[Start of Dataset records]

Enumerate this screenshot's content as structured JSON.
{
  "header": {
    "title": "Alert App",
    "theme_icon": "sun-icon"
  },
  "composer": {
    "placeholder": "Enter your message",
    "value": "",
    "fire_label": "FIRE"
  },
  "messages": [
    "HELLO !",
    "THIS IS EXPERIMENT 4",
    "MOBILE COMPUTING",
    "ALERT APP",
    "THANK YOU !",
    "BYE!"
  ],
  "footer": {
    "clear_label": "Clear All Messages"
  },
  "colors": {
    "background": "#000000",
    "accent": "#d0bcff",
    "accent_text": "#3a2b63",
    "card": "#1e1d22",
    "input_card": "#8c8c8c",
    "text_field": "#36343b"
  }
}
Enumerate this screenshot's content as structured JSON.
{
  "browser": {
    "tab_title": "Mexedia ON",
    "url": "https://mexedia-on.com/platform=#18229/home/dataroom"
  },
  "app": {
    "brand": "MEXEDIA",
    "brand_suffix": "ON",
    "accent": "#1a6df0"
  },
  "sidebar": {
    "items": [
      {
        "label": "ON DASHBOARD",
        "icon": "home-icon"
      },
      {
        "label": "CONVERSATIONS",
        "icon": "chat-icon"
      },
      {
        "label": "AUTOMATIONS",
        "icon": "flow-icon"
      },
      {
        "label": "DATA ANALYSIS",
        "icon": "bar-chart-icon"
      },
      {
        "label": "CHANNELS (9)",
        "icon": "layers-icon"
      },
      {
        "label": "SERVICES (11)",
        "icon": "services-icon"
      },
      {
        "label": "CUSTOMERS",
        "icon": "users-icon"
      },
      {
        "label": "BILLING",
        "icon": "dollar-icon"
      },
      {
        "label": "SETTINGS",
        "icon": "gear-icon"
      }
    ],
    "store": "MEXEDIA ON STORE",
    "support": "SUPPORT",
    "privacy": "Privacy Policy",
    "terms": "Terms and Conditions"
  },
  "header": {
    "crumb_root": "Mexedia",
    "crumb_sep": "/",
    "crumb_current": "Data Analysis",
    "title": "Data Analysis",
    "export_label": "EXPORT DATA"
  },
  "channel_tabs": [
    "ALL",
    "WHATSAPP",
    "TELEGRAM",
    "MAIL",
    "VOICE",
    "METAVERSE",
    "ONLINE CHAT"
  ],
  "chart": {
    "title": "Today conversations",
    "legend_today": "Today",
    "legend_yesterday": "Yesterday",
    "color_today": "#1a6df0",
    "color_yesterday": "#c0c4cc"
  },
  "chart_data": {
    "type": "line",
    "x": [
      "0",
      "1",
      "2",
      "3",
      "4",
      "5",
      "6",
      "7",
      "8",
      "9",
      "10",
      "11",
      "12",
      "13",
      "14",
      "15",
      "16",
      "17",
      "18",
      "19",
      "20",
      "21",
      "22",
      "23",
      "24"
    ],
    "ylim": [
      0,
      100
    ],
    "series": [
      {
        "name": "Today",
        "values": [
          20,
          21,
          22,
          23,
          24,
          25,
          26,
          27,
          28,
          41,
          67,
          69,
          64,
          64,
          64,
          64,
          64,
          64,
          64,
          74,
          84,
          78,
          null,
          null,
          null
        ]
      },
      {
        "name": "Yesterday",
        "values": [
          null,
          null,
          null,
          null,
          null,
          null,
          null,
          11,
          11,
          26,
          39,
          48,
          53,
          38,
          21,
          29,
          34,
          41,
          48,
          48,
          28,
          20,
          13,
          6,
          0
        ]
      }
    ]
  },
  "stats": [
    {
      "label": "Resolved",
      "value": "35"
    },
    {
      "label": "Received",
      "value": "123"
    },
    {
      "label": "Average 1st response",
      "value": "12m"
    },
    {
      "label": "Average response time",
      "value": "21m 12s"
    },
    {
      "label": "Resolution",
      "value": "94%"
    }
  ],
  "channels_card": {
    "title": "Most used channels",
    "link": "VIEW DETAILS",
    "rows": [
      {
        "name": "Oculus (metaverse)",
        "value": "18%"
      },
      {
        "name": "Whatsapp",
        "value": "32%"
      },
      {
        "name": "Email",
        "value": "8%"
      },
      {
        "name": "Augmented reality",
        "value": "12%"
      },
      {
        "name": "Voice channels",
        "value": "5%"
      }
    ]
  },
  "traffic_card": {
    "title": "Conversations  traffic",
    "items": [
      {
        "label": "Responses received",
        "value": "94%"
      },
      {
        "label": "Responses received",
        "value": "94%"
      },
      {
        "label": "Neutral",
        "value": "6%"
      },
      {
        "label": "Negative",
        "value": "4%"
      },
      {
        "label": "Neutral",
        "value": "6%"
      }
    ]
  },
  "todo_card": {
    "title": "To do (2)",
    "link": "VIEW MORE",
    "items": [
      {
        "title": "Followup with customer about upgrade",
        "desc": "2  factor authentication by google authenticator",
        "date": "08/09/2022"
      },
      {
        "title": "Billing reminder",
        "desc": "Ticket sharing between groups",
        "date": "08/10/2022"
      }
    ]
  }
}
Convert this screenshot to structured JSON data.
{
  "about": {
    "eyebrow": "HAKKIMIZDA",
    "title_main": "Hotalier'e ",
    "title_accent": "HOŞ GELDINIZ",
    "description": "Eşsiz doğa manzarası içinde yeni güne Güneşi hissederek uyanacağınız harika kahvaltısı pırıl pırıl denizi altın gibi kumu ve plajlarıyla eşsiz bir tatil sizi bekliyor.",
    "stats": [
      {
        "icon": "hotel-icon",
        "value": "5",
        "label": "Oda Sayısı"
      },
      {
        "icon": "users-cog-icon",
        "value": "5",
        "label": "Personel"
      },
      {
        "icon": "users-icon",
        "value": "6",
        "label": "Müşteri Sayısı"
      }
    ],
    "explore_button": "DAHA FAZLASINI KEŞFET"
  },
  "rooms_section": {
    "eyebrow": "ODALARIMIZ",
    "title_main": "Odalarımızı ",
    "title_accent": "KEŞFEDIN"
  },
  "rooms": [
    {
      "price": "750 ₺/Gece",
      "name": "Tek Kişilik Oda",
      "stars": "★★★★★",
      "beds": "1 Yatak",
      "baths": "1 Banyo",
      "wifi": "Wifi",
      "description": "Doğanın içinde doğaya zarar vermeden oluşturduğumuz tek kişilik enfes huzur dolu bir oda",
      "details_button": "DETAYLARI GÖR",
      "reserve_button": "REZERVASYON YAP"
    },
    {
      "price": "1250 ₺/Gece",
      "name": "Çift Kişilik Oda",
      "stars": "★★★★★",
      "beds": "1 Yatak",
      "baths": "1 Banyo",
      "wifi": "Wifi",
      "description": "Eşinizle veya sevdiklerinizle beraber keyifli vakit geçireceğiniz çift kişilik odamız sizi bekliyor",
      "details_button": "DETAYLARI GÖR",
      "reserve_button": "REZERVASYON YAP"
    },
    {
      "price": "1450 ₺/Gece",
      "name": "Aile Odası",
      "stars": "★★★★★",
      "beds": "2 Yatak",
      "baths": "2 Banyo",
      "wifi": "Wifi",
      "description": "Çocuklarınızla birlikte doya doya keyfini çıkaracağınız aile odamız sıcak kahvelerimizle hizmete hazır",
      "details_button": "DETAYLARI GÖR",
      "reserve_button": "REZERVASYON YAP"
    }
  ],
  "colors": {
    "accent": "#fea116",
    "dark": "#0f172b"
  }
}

[End of Dataset records]

Retype every record above exactly as written.

Enumerate this screenshot's content as structured JSON.
{
  "header": {
    "title": "Alert App",
    "theme_icon": "sun-icon"
  },
  "composer": {
    "placeholder": "Enter your message",
    "value": "",
    "fire_label": "FIRE"
  },
  "messages": [
    "HELLO !",
    "THIS IS EXPERIMENT 4",
    "MOBILE COMPUTING",
    "ALERT APP",
    "THANK YOU !",
    "BYE!"
  ],
  "footer": {
    "clear_label": "Clear All Messages"
  },
  "colors": {
    "background": "#000000",
    "accent": "#d0bcff",
    "accent_text": "#3a2b63",
    "card": "#1e1d22",
    "input_card": "#8c8c8c",
    "text_field": "#36343b"
  }
}
Enumerate this screenshot's content as structured JSON.
{
  "browser": {
    "tab_title": "Mexedia ON",
    "url": "https://mexedia-on.com/platform=#18229/home/dataroom"
  },
  "app": {
    "brand": "MEXEDIA",
    "brand_suffix": "ON",
    "accent": "#1a6df0"
  },
  "sidebar": {
    "items": [
      {
        "label": "ON DASHBOARD",
        "icon": "home-icon"
      },
      {
        "label": "CONVERSATIONS",
        "icon": "chat-icon"
      },
      {
        "label": "AUTOMATIONS",
        "icon": "flow-icon"
      },
      {
        "label": "DATA ANALYSIS",
        "icon": "bar-chart-icon"
      },
      {
        "label": "CHANNELS (9)",
        "icon": "layers-icon"
      },
      {
        "label": "SERVICES (11)",
        "icon": "services-icon"
      },
      {
        "label": "CUSTOMERS",
        "icon": "users-icon"
      },
      {
        "label": "BILLING",
        "icon": "dollar-icon"
      },
      {
        "label": "SETTINGS",
        "icon": "gear-icon"
      }
    ],
    "store": "MEXEDIA ON STORE",
    "support": "SUPPORT",
    "privacy": "Privacy Policy",
    "terms": "Terms and Conditions"
  },
  "header": {
    "crumb_root": "Mexedia",
    "crumb_sep": "/",
    "crumb_current": "Data Analysis",
    "title": "Data Analysis",
    "export_label": "EXPORT DATA"
  },
  "channel_tabs": [
    "ALL",
    "WHATSAPP",
    "TELEGRAM",
    "MAIL",
    "VOICE",
    "METAVERSE",
    "ONLINE CHAT"
  ],
  "chart": {
    "title": "Today conversations",
    "legend_today": "Today",
    "legend_yesterday": "Yesterday",
    "color_today": "#1a6df0",
    "color_yesterday": "#c0c4cc"
  },
  "chart_data": {
    "type": "line",
    "x": [
      "0",
      "1",
      "2",
      "3",
      "4",
      "5",
      "6",
      "7",
      "8",
      "9",
      "10",
      "11",
      "12",
      "13",
      "14",
      "15",
      "16",
      "17",
      "18",
      "19",
      "20",
      "21",
      "22",
      "23",
      "24"
    ],
    "ylim": [
      0,
      100
    ],
    "series": [
      {
        "name": "Today",
        "values": [
          20,
          21,
          22,
          23,
          24,
          25,
          26,
          27,
          28,
          41,
          67,
          69,
          64,
          64,
          64,
          64,
          64,
          64,
          64,
          74,
          84,
          78,
          null,
          null,
          null
        ]
      },
      {
        "name": "Yesterday",
        "values": [
          null,
          null,
          null,
          null,
          null,
          null,
          null,
          11,
          11,
          26,
          39,
          48,
          53,
          38,
          21,
          29,
          34,
          41,
          48,
          48,
          28,
          20,
          13,
          6,
          0
        ]
      }
    ]
  },
  "stats": [
    {
      "label": "Resolved",
      "value": "35"
    },
    {
      "label": "Received",
      "value": "123"
    },
    {
      "label": "Average 1st response",
      "value": "12m"
    },
    {
      "label": "Average response time",
      "value": "21m 12s"
    },
    {
      "label": "Resolution",
      "value": "94%"
    }
  ],
  "channels_card": {
    "title": "Most used channels",
    "link": "VIEW DETAILS",
    "rows": [
      {
        "name": "Oculus (metaverse)",
        "value": "18%"
      },
      {
        "name": "Whatsapp",
        "value": "32%"
      },
      {
        "name": "Email",
        "value": "8%"
      },
      {
        "name": "Augmented reality",
        "value": "12%"
      },
      {
        "name": "Voice channels",
        "value": "5%"
      }
    ]
  },
  "traffic_card": {
    "title": "Conversations  traffic",
    "items": [
      {
        "label": "Responses received",
        "value": "94%"
      },
      {
        "label": "Responses received",
        "value": "94%"
      },
      {
        "label": "Neutral",
        "value": "6%"
      },
      {
        "label": "Negative",
        "value": "4%"
      },
      {
        "label": "Neutral",
        "value": "6%"
      }
    ]
  },
  "todo_card": {
    "title": "To do (2)",
    "link": "VIEW MORE",
    "items": [
      {
        "title": "Followup with customer about upgrade",
        "desc": "2  factor authentication by google authenticator",
        "date": "08/09/2022"
      },
      {
        "title": "Billing reminder",
        "desc": "Ticket sharing between groups",
        "date": "08/10/2022"
      }
    ]
  }
}
Convert this screenshot to structured JSON data.
{
  "about": {
    "eyebrow": "HAKKIMIZDA",
    "title_main": "Hotalier'e ",
    "title_accent": "HOŞ GELDINIZ",
    "description": "Eşsiz doğa manzarası içinde yeni güne Güneşi hissederek uyanacağınız harika kahvaltısı pırıl pırıl denizi altın gibi kumu ve plajlarıyla eşsiz bir tatil sizi bekliyor.",
    "stats": [
      {
        "icon": "hotel-icon",
        "value": "5",
        "label": "Oda Sayısı"
      },
      {
        "icon": "users-cog-icon",
        "value": "5",
        "label": "Personel"
      },
      {
        "icon": "users-icon",
        "value": "6",
        "label": "Müşteri Sayısı"
      }
    ],
    "explore_button": "DAHA FAZLASINI KEŞFET"
  },
  "rooms_section": {
    "eyebrow": "ODALARIMIZ",
    "title_main": "Odalarımızı ",
    "title_accent": "KEŞFEDIN"
  },
  "rooms": [
    {
      "price": "750 ₺/Gece",
      "name": "Tek Kişilik Oda",
      "stars": "★★★★★",
      "beds": "1 Yatak",
      "baths": "1 Banyo",
      "wifi": "Wifi",
      "description": "Doğanın içinde doğaya zarar vermeden oluşturduğumuz tek kişilik enfes huzur dolu bir oda",
      "details_button": "DETAYLARI GÖR",
      "reserve_button": "REZERVASYON YAP"
    },
    {
      "price": "1250 ₺/Gece",
      "name": "Çift Kişilik Oda",
      "stars": "★★★★★",
      "beds": "1 Yatak",
      "baths": "1 Banyo",
      "wifi": "Wifi",
      "description": "Eşinizle veya sevdiklerinizle beraber keyifli vakit geçireceğiniz çift kişilik odamız sizi bekliyor",
      "details_button": "DETAYLARI GÖR",
      "reserve_button": "REZERVASYON YAP"
    },
    {
      "price": "1450 ₺/Gece",
      "name": "Aile Odası",
      "stars": "★★★★★",
      "beds": "2 Yatak",
      "baths": "2 Banyo",
      "wifi": "Wifi",
      "description": "Çocuklarınızla birlikte doya doya keyfini çıkaracağınız aile odamız sıcak kahvelerimizle hizmete hazır",
      "details_button": "DETAYLARI GÖR",
      "reserve_button": "REZERVASYON YAP"
    }
  ],
  "colors": {
    "accent": "#fea116",
    "dark": "#0f172b"
  }
}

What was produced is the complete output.